### [What to do]
Pull out every line below containing the word "Cancel".

++++++

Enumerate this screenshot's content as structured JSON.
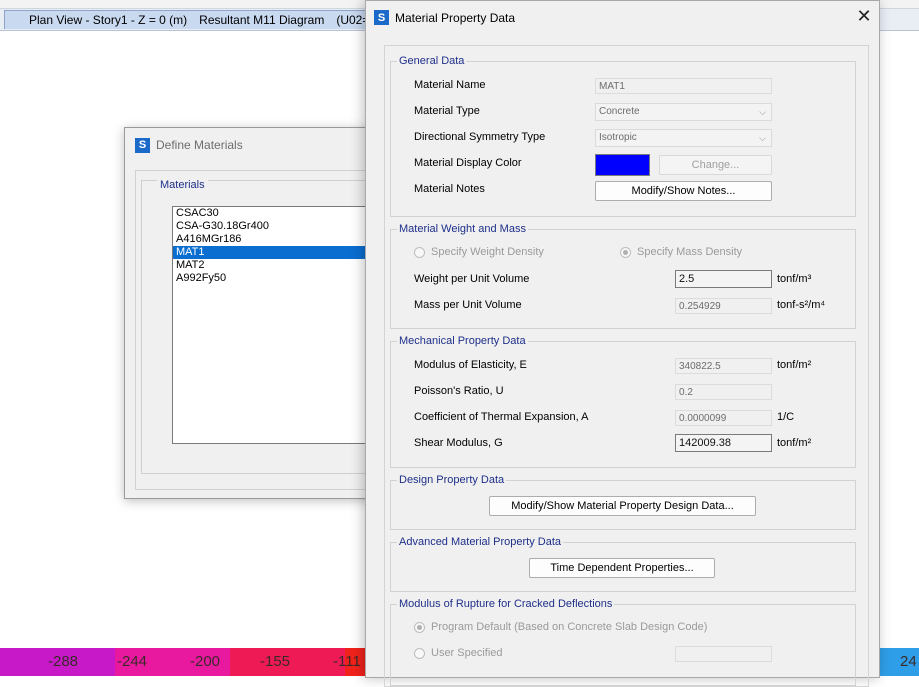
{
  "background_window": {
    "tab_title": "Plan View - Story1 - Z = 0 (m)",
    "diagram_title": "Resultant M11 Diagram",
    "case_text": "(U02="
  },
  "colorbar": {
    "labels": [
      "-288",
      "-244",
      "-200",
      "-155",
      "-111",
      "24"
    ],
    "colors": [
      "#c719c7",
      "#e8199e",
      "#ee1a55",
      "#f1221c",
      "#f25f12",
      "#f79a0a",
      "#f8c40a",
      "#2f9ee8"
    ]
  },
  "define_materials": {
    "title": "Define Materials",
    "materials_label": "Materials",
    "items": [
      "CSAC30",
      "CSA-G30.18Gr400",
      "A416MGr186",
      "MAT1",
      "MAT2",
      "A992Fy50"
    ],
    "selected": "MAT1"
  },
  "material_property": {
    "title": "Material Property Data",
    "general": {
      "group_label": "General Data",
      "name_label": "Material Name",
      "name_value": "MAT1",
      "type_label": "Material Type",
      "type_value": "Concrete",
      "symmetry_label": "Directional Symmetry Type",
      "symmetry_value": "Isotropic",
      "color_label": "Material Display Color",
      "color_value": "#0000ff",
      "change_button": "Change...",
      "notes_label": "Material Notes",
      "notes_button": "Modify/Show Notes..."
    },
    "weight_mass": {
      "group_label": "Material Weight and Mass",
      "radio_weight": "Specify Weight Density",
      "radio_mass": "Specify Mass Density",
      "weight_label": "Weight per Unit Volume",
      "weight_value": "2.5",
      "weight_unit": "tonf/m³",
      "mass_label": "Mass per Unit Volume",
      "mass_value": "0.254929",
      "mass_unit": "tonf-s²/m⁴"
    },
    "mechanical": {
      "group_label": "Mechanical Property Data",
      "e_label": "Modulus of Elasticity,  E",
      "e_value": "340822.5",
      "e_unit": "tonf/m²",
      "u_label": "Poisson's Ratio,  U",
      "u_value": "0.2",
      "a_label": "Coefficient of Thermal Expansion,  A",
      "a_value": "0.0000099",
      "a_unit": "1/C",
      "g_label": "Shear Modulus,  G",
      "g_value": "142009.38",
      "g_unit": "tonf/m²"
    },
    "design": {
      "group_label": "Design Property Data",
      "button": "Modify/Show Material Property Design Data..."
    },
    "advanced": {
      "group_label": "Advanced Material Property Data",
      "button": "Time Dependent Properties..."
    },
    "rupture": {
      "group_label": "Modulus of Rupture for Cracked Deflections",
      "radio_default": "Program Default  (Based on Concrete Slab Design Code)",
      "radio_user": "User Specified"
    }
  }
}
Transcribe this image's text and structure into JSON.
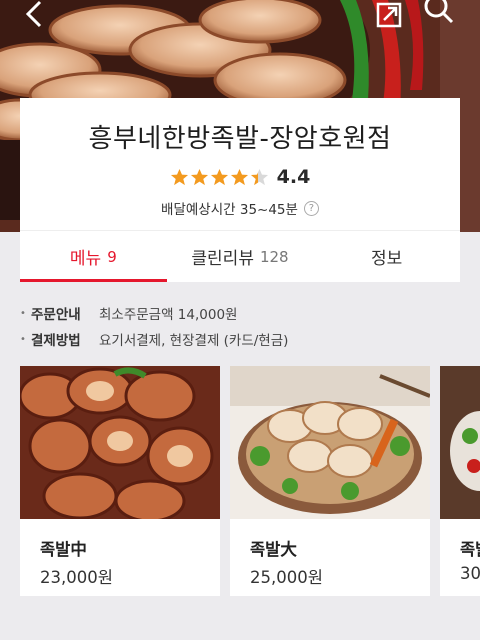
{
  "header": {
    "icons": [
      "back-icon",
      "share-icon",
      "search-icon"
    ]
  },
  "store": {
    "name": "흥부네한방족발-장암호원점",
    "rating": 4.4,
    "rating_text": "4.4",
    "delivery_time": "배달예상시간 35~45분",
    "help_glyph": "?"
  },
  "tabs": [
    {
      "label": "메뉴",
      "count": "9",
      "active": true
    },
    {
      "label": "클린리뷰",
      "count": "128",
      "active": false
    },
    {
      "label": "정보",
      "count": "",
      "active": false
    }
  ],
  "notice": [
    {
      "label": "주문안내",
      "value": "최소주문금액 14,000원"
    },
    {
      "label": "결제방법",
      "value": "요기서결제, 현장결제 (카드/현금)"
    }
  ],
  "products": [
    {
      "name": "족발中",
      "price": "23,000원"
    },
    {
      "name": "족발大",
      "price": "25,000원"
    },
    {
      "name": "족발",
      "price": "30"
    }
  ],
  "colors": {
    "accent": "#e5172d",
    "star": "#f39a1f",
    "background": "#ecebee"
  }
}
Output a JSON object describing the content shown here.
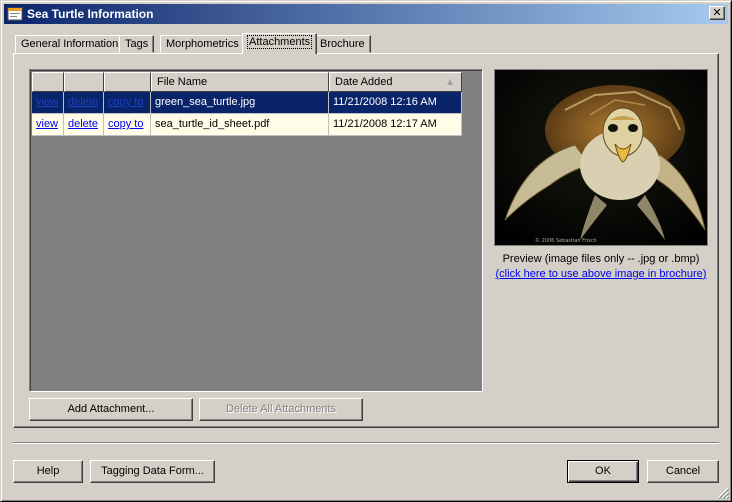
{
  "window": {
    "title": "Sea Turtle Information",
    "close_glyph": "✕"
  },
  "tabs": [
    {
      "label": "General Information",
      "active": false
    },
    {
      "label": "Tags",
      "active": false
    },
    {
      "label": "Morphometrics",
      "active": false
    },
    {
      "label": "Attachments",
      "active": true
    },
    {
      "label": "Brochure",
      "active": false
    }
  ],
  "attachments": {
    "columns": [
      "",
      "",
      "",
      "File Name",
      "Date Added"
    ],
    "sort_indicator": "▲",
    "rows": [
      {
        "view": "view",
        "delete": "delete",
        "copy": "copy to",
        "file_name": "green_sea_turtle.jpg",
        "date_added": "11/21/2008 12:16 AM",
        "selected": true
      },
      {
        "view": "view",
        "delete": "delete",
        "copy": "copy to",
        "file_name": "sea_turtle_id_sheet.pdf",
        "date_added": "11/21/2008 12:17 AM",
        "selected": false
      }
    ],
    "add_button": "Add Attachment...",
    "delete_all_button": "Delete All Attachments"
  },
  "preview": {
    "caption": "Preview (image files only -- .jpg or .bmp)",
    "use_link": "(click here to use above image in brochure)",
    "copyright": "© 2006 Sebastian Frisch"
  },
  "footer": {
    "help_button": "Help",
    "tagging_button": "Tagging Data Form...",
    "ok_button": "OK",
    "cancel_button": "Cancel"
  },
  "icons": [
    "app-icon",
    "close-icon",
    "sort-ascending-icon",
    "resize-grip-icon"
  ]
}
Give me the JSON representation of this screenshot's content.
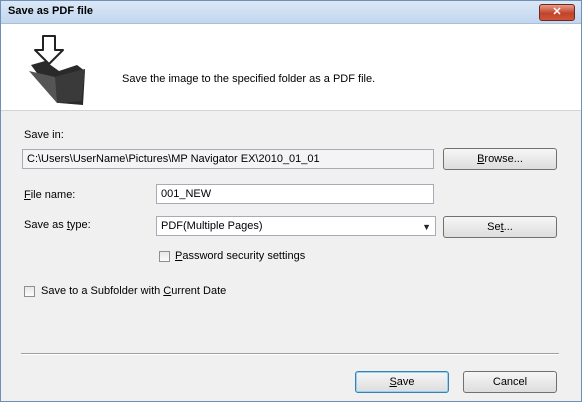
{
  "window": {
    "title": "Save as PDF file",
    "close_glyph": "✕"
  },
  "header": {
    "icon": "pdf-save-folder-icon",
    "description": "Save the image to the specified folder as a PDF file."
  },
  "save_in": {
    "label": "Save in:",
    "path": "C:\\Users\\UserName\\Pictures\\MP Navigator EX\\2010_01_01",
    "browse_label": "Browse...",
    "browse_mnemonic": "B",
    "browse_rest": "rowse..."
  },
  "file_name": {
    "label": "File name:",
    "label_mnemonic": "F",
    "label_rest": "ile name:",
    "value": "001_NEW"
  },
  "save_as_type": {
    "label": "Save as type:",
    "label_prefix": "Save as ",
    "label_mnemonic": "t",
    "label_rest": "ype:",
    "selected": "PDF(Multiple Pages)",
    "set_label": "Set...",
    "set_prefix": "Se",
    "set_mnemonic": "t",
    "set_rest": "..."
  },
  "password": {
    "label": "Password security settings",
    "label_mnemonic": "P",
    "label_rest": "assword security settings",
    "checked": false
  },
  "subfolder": {
    "label": "Save to a Subfolder with Current Date",
    "label_prefix": "Save to a Subfolder with ",
    "label_mnemonic": "C",
    "label_rest": "urrent Date",
    "checked": false
  },
  "footer": {
    "save_label": "Save",
    "save_mnemonic": "S",
    "save_rest": "ave",
    "cancel_label": "Cancel"
  }
}
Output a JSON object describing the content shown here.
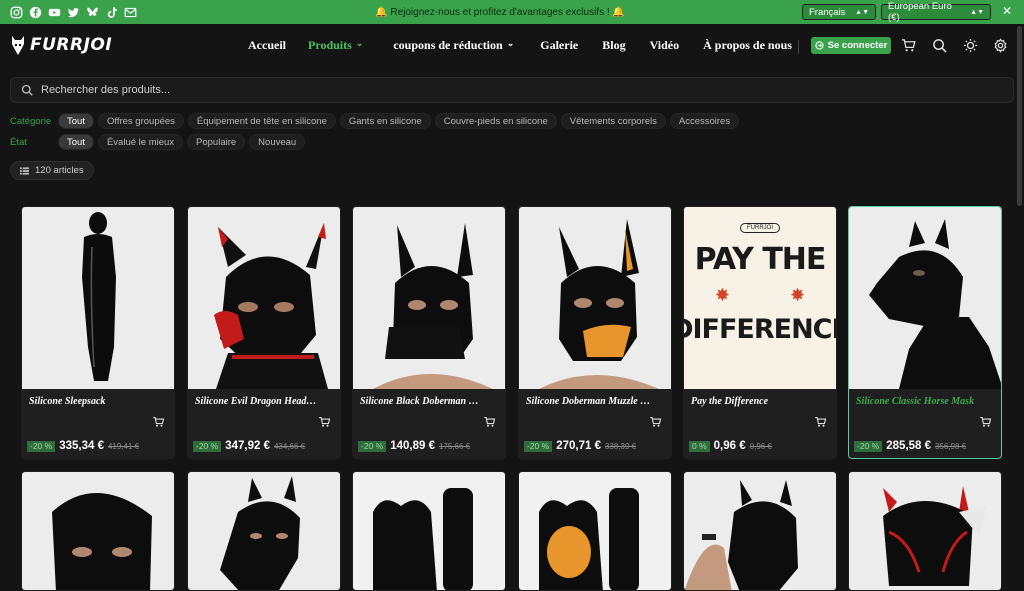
{
  "topbar": {
    "promo_text": "🔔 Rejoignez-nous et profitez d'avantages exclusifs ! 🔔",
    "language": "Français",
    "currency": "European Euro (€)",
    "close": "✕",
    "social_icons": [
      "instagram-icon",
      "facebook-icon",
      "youtube-icon",
      "twitter-icon",
      "bluesky-icon",
      "tiktok-icon",
      "mail-icon"
    ]
  },
  "nav": {
    "logo_text": "FURRJOI",
    "items": [
      "Accueil",
      "Produits",
      "coupons de réduction",
      "Galerie",
      "Blog",
      "Vidéo",
      "À propos de nous"
    ],
    "connect_label": "Se connecter",
    "icons": [
      "cart-icon",
      "search-icon",
      "theme-toggle-icon",
      "settings-icon"
    ]
  },
  "search": {
    "placeholder": "Rechercher des produits..."
  },
  "filters": {
    "category_label": "Catégorie",
    "categories": [
      "Tout",
      "Offres groupées",
      "Équipement de tête en silicone",
      "Gants en silicone",
      "Couvre-pieds en silicone",
      "Vêtements corporels",
      "Accessoires"
    ],
    "state_label": "État",
    "states": [
      "Tout",
      "Évalué le mieux",
      "Populaire",
      "Nouveau"
    ]
  },
  "count_label": "120 articles",
  "products": [
    {
      "title": "Silicone Sleepsack",
      "discount": "-20 %",
      "price": "335,34 €",
      "old_price": "419,41 €"
    },
    {
      "title": "Silicone Evil Dragon Headgear",
      "discount": "-20 %",
      "price": "347,92 €",
      "old_price": "434,66 €"
    },
    {
      "title": "Silicone Black Doberman Muzzle...",
      "discount": "-20 %",
      "price": "140,89 €",
      "old_price": "175,66 €"
    },
    {
      "title": "Silicone Doberman Muzzle Dog ...",
      "discount": "-20 %",
      "price": "270,71 €",
      "old_price": "338,39 €"
    },
    {
      "title": "Pay the Difference",
      "discount": "0 %",
      "price": "0,96 €",
      "old_price": "0,96 €",
      "poster_badge": "FURRJOI",
      "poster_line1": "PAY THE",
      "poster_line2": "DIFFERENCE"
    },
    {
      "title": "Silicone Classic Horse Mask",
      "discount": "-20 %",
      "price": "285,58 €",
      "old_price": "356,98 €"
    }
  ]
}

++++++

### [Answer]
    "cancel_button": "Cancel"
    "cancel_label": "Cancel"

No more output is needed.